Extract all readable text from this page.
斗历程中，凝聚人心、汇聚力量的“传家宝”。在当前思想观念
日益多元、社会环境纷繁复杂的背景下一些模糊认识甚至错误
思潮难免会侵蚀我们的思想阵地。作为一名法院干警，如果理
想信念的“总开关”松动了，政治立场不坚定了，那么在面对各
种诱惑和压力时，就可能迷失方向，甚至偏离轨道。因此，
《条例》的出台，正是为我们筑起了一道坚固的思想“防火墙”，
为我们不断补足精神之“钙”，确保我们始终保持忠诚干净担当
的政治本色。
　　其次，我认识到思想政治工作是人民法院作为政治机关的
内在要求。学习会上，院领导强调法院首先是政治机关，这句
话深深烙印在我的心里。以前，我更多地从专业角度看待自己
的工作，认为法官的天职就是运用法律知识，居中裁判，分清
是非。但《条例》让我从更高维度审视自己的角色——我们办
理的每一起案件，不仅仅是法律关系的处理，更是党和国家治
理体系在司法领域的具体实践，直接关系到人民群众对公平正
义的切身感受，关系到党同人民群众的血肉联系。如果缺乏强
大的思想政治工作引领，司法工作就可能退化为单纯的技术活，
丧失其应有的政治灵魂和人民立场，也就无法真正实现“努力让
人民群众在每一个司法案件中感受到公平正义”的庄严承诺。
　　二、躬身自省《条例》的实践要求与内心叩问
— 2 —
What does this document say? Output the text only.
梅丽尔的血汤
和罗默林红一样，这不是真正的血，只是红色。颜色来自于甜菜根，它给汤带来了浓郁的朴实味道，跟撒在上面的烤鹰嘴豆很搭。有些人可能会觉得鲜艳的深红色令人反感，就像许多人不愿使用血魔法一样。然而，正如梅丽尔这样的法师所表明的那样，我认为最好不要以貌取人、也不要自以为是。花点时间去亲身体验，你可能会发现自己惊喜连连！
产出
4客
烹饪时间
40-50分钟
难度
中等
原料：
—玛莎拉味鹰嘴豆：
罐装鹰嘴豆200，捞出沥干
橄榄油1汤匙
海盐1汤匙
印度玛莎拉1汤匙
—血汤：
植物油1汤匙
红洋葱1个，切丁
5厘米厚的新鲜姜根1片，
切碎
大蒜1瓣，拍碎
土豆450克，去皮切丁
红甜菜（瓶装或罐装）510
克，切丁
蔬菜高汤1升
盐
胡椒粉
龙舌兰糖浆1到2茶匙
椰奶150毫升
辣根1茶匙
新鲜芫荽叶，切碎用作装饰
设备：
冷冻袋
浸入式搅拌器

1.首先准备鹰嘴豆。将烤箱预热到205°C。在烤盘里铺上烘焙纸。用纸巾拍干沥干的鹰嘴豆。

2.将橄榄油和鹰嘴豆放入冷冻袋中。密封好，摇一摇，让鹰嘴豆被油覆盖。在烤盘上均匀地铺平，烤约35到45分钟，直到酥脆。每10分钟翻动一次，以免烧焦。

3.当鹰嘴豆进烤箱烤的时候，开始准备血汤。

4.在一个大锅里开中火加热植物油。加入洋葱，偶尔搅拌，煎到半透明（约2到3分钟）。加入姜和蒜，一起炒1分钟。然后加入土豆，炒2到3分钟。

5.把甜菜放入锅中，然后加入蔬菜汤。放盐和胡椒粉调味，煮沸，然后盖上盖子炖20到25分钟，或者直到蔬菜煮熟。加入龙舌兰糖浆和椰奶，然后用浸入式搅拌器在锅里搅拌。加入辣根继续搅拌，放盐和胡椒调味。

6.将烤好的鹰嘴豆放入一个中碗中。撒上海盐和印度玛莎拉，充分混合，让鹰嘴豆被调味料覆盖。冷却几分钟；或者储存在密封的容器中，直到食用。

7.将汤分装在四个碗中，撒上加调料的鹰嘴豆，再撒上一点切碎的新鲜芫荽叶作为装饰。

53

▬▬▬

**WHAT YOU WILL DO**
Output the records exactly, including every line.

**COMPLETED EXERCISE**
Extract all readable text from this page.
斗历程中，凝聚人心、汇聚力量的“传家宝”。在当前思想观念
日益多元、社会环境纷繁复杂的背景下一些模糊认识甚至错误
思潮难免会侵蚀我们的思想阵地。作为一名法院干警，如果理
想信念的“总开关”松动了，政治立场不坚定了，那么在面对各
种诱惑和压力时，就可能迷失方向，甚至偏离轨道。因此，
《条例》的出台，正是为我们筑起了一道坚固的思想“防火墙”，
为我们不断补足精神之“钙”，确保我们始终保持忠诚干净担当
的政治本色。
　　其次，我认识到思想政治工作是人民法院作为政治机关的
内在要求。学习会上，院领导强调法院首先是政治机关，这句
话深深烙印在我的心里。以前，我更多地从专业角度看待自己
的工作，认为法官的天职就是运用法律知识，居中裁判，分清
是非。但《条例》让我从更高维度审视自己的角色——我们办
理的每一起案件，不仅仅是法律关系的处理，更是党和国家治
理体系在司法领域的具体实践，直接关系到人民群众对公平正
义的切身感受，关系到党同人民群众的血肉联系。如果缺乏强
大的思想政治工作引领，司法工作就可能退化为单纯的技术活，
丧失其应有的政治灵魂和人民立场，也就无法真正实现“努力让
人民群众在每一个司法案件中感受到公平正义”的庄严承诺。
　　二、躬身自省《条例》的实践要求与内心叩问
— 2 —
What does this document say? Output the text only.
梅丽尔的血汤
和罗默林红一样，这不是真正的血，只是红色。颜色来自于甜菜根，它给汤带来了浓郁的朴实味道，跟撒在上面的烤鹰嘴豆很搭。有些人可能会觉得鲜艳的深红色令人反感，就像许多人不愿使用血魔法一样。然而，正如梅丽尔这样的法师所表明的那样，我认为最好不要以貌取人、也不要自以为是。花点时间去亲身体验，你可能会发现自己惊喜连连！
产出
4客
烹饪时间
40-50分钟
难度
中等
原料：
—玛莎拉味鹰嘴豆：
罐装鹰嘴豆200，捞出沥干
橄榄油1汤匙
海盐1汤匙
印度玛莎拉1汤匙
—血汤：
植物油1汤匙
红洋葱1个，切丁
5厘米厚的新鲜姜根1片，
切碎
大蒜1瓣，拍碎
土豆450克，去皮切丁
红甜菜（瓶装或罐装）510
克，切丁
蔬菜高汤1升
盐
胡椒粉
龙舌兰糖浆1到2茶匙
椰奶150毫升
辣根1茶匙
新鲜芫荽叶，切碎用作装饰
设备：
冷冻袋
浸入式搅拌器

1.首先准备鹰嘴豆。将烤箱预热到205°C。在烤盘里铺上烘焙纸。用纸巾拍干沥干的鹰嘴豆。

2.将橄榄油和鹰嘴豆放入冷冻袋中。密封好，摇一摇，让鹰嘴豆被油覆盖。在烤盘上均匀地铺平，烤约35到45分钟，直到酥脆。每10分钟翻动一次，以免烧焦。

3.当鹰嘴豆进烤箱烤的时候，开始准备血汤。

4.在一个大锅里开中火加热植物油。加入洋葱，偶尔搅拌，煎到半透明（约2到3分钟）。加入姜和蒜，一起炒1分钟。然后加入土豆，炒2到3分钟。

5.把甜菜放入锅中，然后加入蔬菜汤。放盐和胡椒粉调味，煮沸，然后盖上盖子炖20到25分钟，或者直到蔬菜煮熟。加入龙舌兰糖浆和椰奶，然后用浸入式搅拌器在锅里搅拌。加入辣根继续搅拌，放盐和胡椒调味。

6.将烤好的鹰嘴豆放入一个中碗中。撒上海盐和印度玛莎拉，充分混合，让鹰嘴豆被调味料覆盖。冷却几分钟；或者储存在密封的容器中，直到食用。

7.将汤分装在四个碗中，撒上加调料的鹰嘴豆，再撒上一点切碎的新鲜芫荽叶作为装饰。

53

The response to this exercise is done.